Given data:
━━━

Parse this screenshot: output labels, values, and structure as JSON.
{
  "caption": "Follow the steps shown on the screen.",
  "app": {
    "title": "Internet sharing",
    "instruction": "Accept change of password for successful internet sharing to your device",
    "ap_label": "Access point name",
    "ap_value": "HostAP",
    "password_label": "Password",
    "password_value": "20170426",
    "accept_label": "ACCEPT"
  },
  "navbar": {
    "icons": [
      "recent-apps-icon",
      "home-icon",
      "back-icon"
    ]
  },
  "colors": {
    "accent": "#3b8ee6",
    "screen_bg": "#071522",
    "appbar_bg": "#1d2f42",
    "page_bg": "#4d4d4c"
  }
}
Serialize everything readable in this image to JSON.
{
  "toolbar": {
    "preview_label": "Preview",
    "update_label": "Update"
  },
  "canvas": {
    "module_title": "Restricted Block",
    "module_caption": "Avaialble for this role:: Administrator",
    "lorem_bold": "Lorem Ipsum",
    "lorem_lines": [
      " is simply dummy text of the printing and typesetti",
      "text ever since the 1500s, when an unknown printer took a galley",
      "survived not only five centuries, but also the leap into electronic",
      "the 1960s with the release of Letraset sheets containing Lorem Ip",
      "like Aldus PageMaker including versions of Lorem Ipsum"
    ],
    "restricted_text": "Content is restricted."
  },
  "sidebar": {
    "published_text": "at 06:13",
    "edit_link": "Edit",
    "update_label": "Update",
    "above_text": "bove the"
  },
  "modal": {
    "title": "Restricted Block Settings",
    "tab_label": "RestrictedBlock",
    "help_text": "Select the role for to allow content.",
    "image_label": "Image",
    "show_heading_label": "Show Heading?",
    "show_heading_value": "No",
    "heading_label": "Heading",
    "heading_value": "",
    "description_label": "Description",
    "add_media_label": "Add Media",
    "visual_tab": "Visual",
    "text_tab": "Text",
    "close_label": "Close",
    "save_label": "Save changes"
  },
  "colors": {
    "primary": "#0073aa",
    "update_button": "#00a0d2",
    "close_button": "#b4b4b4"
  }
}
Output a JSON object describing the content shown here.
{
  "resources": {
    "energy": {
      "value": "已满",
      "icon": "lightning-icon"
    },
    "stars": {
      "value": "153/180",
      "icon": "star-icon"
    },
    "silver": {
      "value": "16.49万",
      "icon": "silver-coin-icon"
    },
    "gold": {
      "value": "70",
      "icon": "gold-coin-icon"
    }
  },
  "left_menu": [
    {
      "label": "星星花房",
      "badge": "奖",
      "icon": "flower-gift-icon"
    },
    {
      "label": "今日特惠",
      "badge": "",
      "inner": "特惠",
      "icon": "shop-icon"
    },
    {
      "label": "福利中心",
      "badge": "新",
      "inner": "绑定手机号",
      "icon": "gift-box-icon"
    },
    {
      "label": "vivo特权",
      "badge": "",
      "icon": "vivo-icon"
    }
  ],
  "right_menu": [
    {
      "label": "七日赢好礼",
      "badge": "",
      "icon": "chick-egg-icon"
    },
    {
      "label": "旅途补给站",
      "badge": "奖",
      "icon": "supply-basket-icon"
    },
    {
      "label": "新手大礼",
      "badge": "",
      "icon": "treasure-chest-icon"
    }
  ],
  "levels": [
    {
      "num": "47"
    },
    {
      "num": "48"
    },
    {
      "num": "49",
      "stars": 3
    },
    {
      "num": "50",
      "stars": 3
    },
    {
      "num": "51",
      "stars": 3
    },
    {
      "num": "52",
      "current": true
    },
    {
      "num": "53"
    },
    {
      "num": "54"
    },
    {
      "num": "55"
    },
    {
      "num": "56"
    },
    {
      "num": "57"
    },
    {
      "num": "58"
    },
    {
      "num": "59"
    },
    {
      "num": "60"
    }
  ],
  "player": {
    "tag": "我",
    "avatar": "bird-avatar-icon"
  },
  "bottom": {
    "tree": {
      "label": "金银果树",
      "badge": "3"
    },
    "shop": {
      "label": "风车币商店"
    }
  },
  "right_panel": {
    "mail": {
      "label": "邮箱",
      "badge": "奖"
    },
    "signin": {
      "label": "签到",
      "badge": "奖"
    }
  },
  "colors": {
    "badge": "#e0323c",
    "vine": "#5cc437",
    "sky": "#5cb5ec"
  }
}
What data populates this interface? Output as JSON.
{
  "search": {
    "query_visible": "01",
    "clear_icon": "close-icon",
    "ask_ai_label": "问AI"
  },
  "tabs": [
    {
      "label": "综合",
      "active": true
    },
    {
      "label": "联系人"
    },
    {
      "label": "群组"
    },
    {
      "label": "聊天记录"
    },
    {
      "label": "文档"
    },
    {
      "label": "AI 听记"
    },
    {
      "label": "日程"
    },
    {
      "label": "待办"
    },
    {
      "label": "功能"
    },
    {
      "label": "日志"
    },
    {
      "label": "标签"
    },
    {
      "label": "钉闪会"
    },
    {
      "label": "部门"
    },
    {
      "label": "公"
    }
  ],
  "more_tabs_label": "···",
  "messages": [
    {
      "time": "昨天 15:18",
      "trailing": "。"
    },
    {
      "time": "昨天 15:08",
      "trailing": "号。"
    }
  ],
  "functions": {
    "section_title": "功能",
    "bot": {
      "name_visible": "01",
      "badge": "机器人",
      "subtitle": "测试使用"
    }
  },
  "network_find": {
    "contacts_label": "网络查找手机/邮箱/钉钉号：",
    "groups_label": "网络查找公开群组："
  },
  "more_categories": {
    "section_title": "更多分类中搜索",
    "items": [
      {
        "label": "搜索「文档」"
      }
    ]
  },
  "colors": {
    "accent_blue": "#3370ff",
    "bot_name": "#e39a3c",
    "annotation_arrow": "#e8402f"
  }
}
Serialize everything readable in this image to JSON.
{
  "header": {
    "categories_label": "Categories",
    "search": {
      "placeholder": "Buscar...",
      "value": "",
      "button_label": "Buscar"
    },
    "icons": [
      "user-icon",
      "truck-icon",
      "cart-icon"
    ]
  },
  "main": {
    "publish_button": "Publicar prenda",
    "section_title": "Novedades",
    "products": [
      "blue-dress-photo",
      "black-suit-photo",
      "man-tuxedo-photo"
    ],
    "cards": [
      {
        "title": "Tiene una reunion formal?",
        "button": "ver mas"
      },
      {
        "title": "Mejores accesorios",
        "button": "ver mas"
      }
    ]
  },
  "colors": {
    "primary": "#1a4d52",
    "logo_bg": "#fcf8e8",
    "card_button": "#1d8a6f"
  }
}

━━━

What you are asked to do: Reproduce the full listing above, character for character.

Response to this task:
Parse this screenshot: output labels, values, and structure as JSON.
{
  "caption": "Follow the steps shown on the screen.",
  "app": {
    "title": "Internet sharing",
    "instruction": "Accept change of password for successful internet sharing to your device",
    "ap_label": "Access point name",
    "ap_value": "HostAP",
    "password_label": "Password",
    "password_value": "20170426",
    "accept_label": "ACCEPT"
  },
  "navbar": {
    "icons": [
      "recent-apps-icon",
      "home-icon",
      "back-icon"
    ]
  },
  "colors": {
    "accent": "#3b8ee6",
    "screen_bg": "#071522",
    "appbar_bg": "#1d2f42",
    "page_bg": "#4d4d4c"
  }
}
Serialize everything readable in this image to JSON.
{
  "toolbar": {
    "preview_label": "Preview",
    "update_label": "Update"
  },
  "canvas": {
    "module_title": "Restricted Block",
    "module_caption": "Avaialble for this role:: Administrator",
    "lorem_bold": "Lorem Ipsum",
    "lorem_lines": [
      " is simply dummy text of the printing and typesetti",
      "text ever since the 1500s, when an unknown printer took a galley",
      "survived not only five centuries, but also the leap into electronic",
      "the 1960s with the release of Letraset sheets containing Lorem Ip",
      "like Aldus PageMaker including versions of Lorem Ipsum"
    ],
    "restricted_text": "Content is restricted."
  },
  "sidebar": {
    "published_text": "at 06:13",
    "edit_link": "Edit",
    "update_label": "Update",
    "above_text": "bove the"
  },
  "modal": {
    "title": "Restricted Block Settings",
    "tab_label": "RestrictedBlock",
    "help_text": "Select the role for to allow content.",
    "image_label": "Image",
    "show_heading_label": "Show Heading?",
    "show_heading_value": "No",
    "heading_label": "Heading",
    "heading_value": "",
    "description_label": "Description",
    "add_media_label": "Add Media",
    "visual_tab": "Visual",
    "text_tab": "Text",
    "close_label": "Close",
    "save_label": "Save changes"
  },
  "colors": {
    "primary": "#0073aa",
    "update_button": "#00a0d2",
    "close_button": "#b4b4b4"
  }
}
Output a JSON object describing the content shown here.
{
  "resources": {
    "energy": {
      "value": "已满",
      "icon": "lightning-icon"
    },
    "stars": {
      "value": "153/180",
      "icon": "star-icon"
    },
    "silver": {
      "value": "16.49万",
      "icon": "silver-coin-icon"
    },
    "gold": {
      "value": "70",
      "icon": "gold-coin-icon"
    }
  },
  "left_menu": [
    {
      "label": "星星花房",
      "badge": "奖",
      "icon": "flower-gift-icon"
    },
    {
      "label": "今日特惠",
      "badge": "",
      "inner": "特惠",
      "icon": "shop-icon"
    },
    {
      "label": "福利中心",
      "badge": "新",
      "inner": "绑定手机号",
      "icon": "gift-box-icon"
    },
    {
      "label": "vivo特权",
      "badge": "",
      "icon": "vivo-icon"
    }
  ],
  "right_menu": [
    {
      "label": "七日赢好礼",
      "badge": "",
      "icon": "chick-egg-icon"
    },
    {
      "label": "旅途补给站",
      "badge": "奖",
      "icon": "supply-basket-icon"
    },
    {
      "label": "新手大礼",
      "badge": "",
      "icon": "treasure-chest-icon"
    }
  ],
  "levels": [
    {
      "num": "47"
    },
    {
      "num": "48"
    },
    {
      "num": "49",
      "stars": 3
    },
    {
      "num": "50",
      "stars": 3
    },
    {
      "num": "51",
      "stars": 3
    },
    {
      "num": "52",
      "current": true
    },
    {
      "num": "53"
    },
    {
      "num": "54"
    },
    {
      "num": "55"
    },
    {
      "num": "56"
    },
    {
      "num": "57"
    },
    {
      "num": "58"
    },
    {
      "num": "59"
    },
    {
      "num": "60"
    }
  ],
  "player": {
    "tag": "我",
    "avatar": "bird-avatar-icon"
  },
  "bottom": {
    "tree": {
      "label": "金银果树",
      "badge": "3"
    },
    "shop": {
      "label": "风车币商店"
    }
  },
  "right_panel": {
    "mail": {
      "label": "邮箱",
      "badge": "奖"
    },
    "signin": {
      "label": "签到",
      "badge": "奖"
    }
  },
  "colors": {
    "badge": "#e0323c",
    "vine": "#5cc437",
    "sky": "#5cb5ec"
  }
}
What data populates this interface? Output as JSON.
{
  "search": {
    "query_visible": "01",
    "clear_icon": "close-icon",
    "ask_ai_label": "问AI"
  },
  "tabs": [
    {
      "label": "综合",
      "active": true
    },
    {
      "label": "联系人"
    },
    {
      "label": "群组"
    },
    {
      "label": "聊天记录"
    },
    {
      "label": "文档"
    },
    {
      "label": "AI 听记"
    },
    {
      "label": "日程"
    },
    {
      "label": "待办"
    },
    {
      "label": "功能"
    },
    {
      "label": "日志"
    },
    {
      "label": "标签"
    },
    {
      "label": "钉闪会"
    },
    {
      "label": "部门"
    },
    {
      "label": "公"
    }
  ],
  "more_tabs_label": "···",
  "messages": [
    {
      "time": "昨天 15:18",
      "trailing": "。"
    },
    {
      "time": "昨天 15:08",
      "trailing": "号。"
    }
  ],
  "functions": {
    "section_title": "功能",
    "bot": {
      "name_visible": "01",
      "badge": "机器人",
      "subtitle": "测试使用"
    }
  },
  "network_find": {
    "contacts_label": "网络查找手机/邮箱/钉钉号：",
    "groups_label": "网络查找公开群组："
  },
  "more_categories": {
    "section_title": "更多分类中搜索",
    "items": [
      {
        "label": "搜索「文档」"
      }
    ]
  },
  "colors": {
    "accent_blue": "#3370ff",
    "bot_name": "#e39a3c",
    "annotation_arrow": "#e8402f"
  }
}
Serialize everything readable in this image to JSON.
{
  "header": {
    "categories_label": "Categories",
    "search": {
      "placeholder": "Buscar...",
      "value": "",
      "button_label": "Buscar"
    },
    "icons": [
      "user-icon",
      "truck-icon",
      "cart-icon"
    ]
  },
  "main": {
    "publish_button": "Publicar prenda",
    "section_title": "Novedades",
    "products": [
      "blue-dress-photo",
      "black-suit-photo",
      "man-tuxedo-photo"
    ],
    "cards": [
      {
        "title": "Tiene una reunion formal?",
        "button": "ver mas"
      },
      {
        "title": "Mejores accesorios",
        "button": "ver mas"
      }
    ]
  },
  "colors": {
    "primary": "#1a4d52",
    "logo_bg": "#fcf8e8",
    "card_button": "#1d8a6f"
  }
}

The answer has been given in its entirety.